Copy the lines that follow, keeping every character the same.
---------- Data in this exercise ----------
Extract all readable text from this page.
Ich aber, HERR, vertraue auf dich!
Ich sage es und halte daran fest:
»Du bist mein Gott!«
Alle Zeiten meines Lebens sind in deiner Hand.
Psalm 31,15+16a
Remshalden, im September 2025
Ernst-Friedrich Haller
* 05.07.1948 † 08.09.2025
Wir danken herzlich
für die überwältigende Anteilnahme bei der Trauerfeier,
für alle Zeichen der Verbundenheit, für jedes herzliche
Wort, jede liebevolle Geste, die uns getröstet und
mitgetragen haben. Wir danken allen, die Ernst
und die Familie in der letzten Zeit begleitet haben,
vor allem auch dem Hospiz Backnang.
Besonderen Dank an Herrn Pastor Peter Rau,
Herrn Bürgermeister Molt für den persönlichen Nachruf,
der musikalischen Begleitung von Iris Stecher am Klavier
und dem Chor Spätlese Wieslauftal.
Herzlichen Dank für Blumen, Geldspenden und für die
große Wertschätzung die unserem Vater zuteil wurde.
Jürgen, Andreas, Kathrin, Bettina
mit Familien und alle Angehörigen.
----------
» **Complete output**
Extract all readable text from this page.
Ich aber, HERR, vertraue auf dich!
Ich sage es und halte daran fest:
»Du bist mein Gott!«
Alle Zeiten meines Lebens sind in deiner Hand.
Psalm 31,15+16a
Remshalden, im September 2025
Ernst-Friedrich Haller
* 05.07.1948 † 08.09.2025
Wir danken herzlich
für die überwältigende Anteilnahme bei der Trauerfeier,
für alle Zeichen der Verbundenheit, für jedes herzliche
Wort, jede liebevolle Geste, die uns getröstet und
mitgetragen haben. Wir danken allen, die Ernst
und die Familie in der letzten Zeit begleitet haben,
vor allem auch dem Hospiz Backnang.
Besonderen Dank an Herrn Pastor Peter Rau,
Herrn Bürgermeister Molt für den persönlichen Nachruf,
der musikalischen Begleitung von Iris Stecher am Klavier
und dem Chor Spätlese Wieslauftal.
Herzlichen Dank für Blumen, Geldspenden und für die
große Wertschätzung die unserem Vater zuteil wurde.
Jürgen, Andreas, Kathrin, Bettina
mit Familien und alle Angehörigen.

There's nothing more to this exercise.